Gather the lines from the material that contain "true".

Begin DATA EXTRACT

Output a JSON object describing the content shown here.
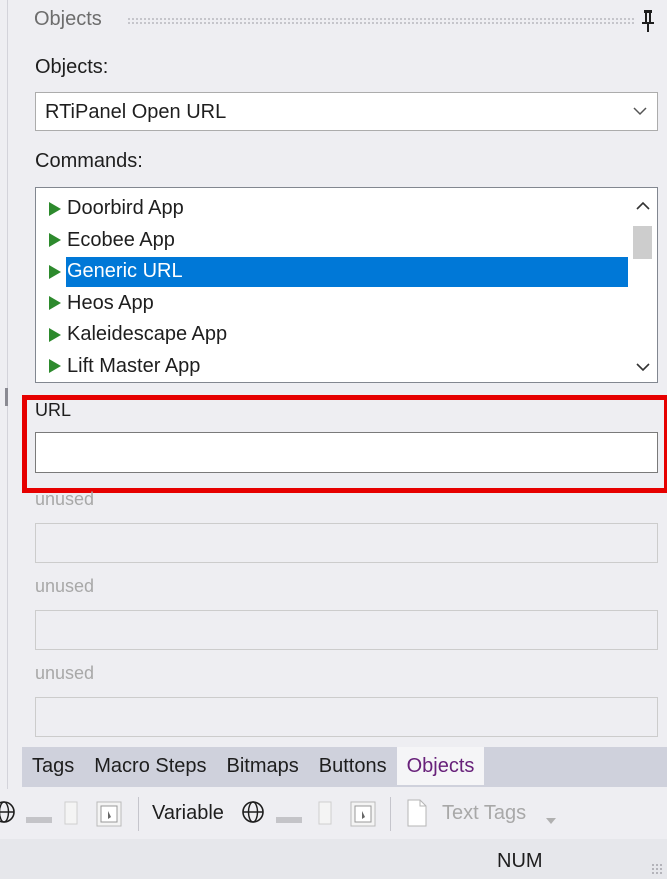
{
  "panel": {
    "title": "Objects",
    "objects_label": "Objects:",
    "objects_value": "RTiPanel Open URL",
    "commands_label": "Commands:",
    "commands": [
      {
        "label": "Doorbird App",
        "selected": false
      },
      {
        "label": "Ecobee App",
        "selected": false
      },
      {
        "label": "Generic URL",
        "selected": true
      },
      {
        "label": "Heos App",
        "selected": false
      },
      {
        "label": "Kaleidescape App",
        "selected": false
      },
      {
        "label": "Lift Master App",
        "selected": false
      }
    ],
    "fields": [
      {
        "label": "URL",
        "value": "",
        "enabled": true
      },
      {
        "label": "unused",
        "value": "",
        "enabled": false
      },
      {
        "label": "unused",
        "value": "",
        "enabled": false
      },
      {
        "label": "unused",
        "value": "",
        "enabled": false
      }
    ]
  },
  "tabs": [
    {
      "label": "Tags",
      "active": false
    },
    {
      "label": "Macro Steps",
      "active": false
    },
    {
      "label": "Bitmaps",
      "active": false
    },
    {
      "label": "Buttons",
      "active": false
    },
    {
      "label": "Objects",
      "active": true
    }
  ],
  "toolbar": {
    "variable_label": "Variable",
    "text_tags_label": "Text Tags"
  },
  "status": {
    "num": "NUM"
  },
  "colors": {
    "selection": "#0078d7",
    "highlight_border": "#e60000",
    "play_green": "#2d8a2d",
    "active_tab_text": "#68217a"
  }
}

End DATA EXTRACT
Begin DATA EXTRACT

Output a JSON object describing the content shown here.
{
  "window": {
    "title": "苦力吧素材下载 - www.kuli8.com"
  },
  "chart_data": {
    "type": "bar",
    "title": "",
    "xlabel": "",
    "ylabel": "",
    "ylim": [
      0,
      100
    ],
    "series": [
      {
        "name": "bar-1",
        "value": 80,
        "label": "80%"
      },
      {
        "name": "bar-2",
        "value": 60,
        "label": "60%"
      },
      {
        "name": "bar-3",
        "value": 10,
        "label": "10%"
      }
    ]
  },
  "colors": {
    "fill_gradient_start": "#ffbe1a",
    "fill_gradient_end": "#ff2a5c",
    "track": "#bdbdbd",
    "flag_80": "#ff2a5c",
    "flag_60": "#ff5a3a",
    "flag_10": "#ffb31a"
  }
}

End DATA EXTRACT

→ WORKED ANSWER:
        "selected": true
        "enabled": true
      "active": true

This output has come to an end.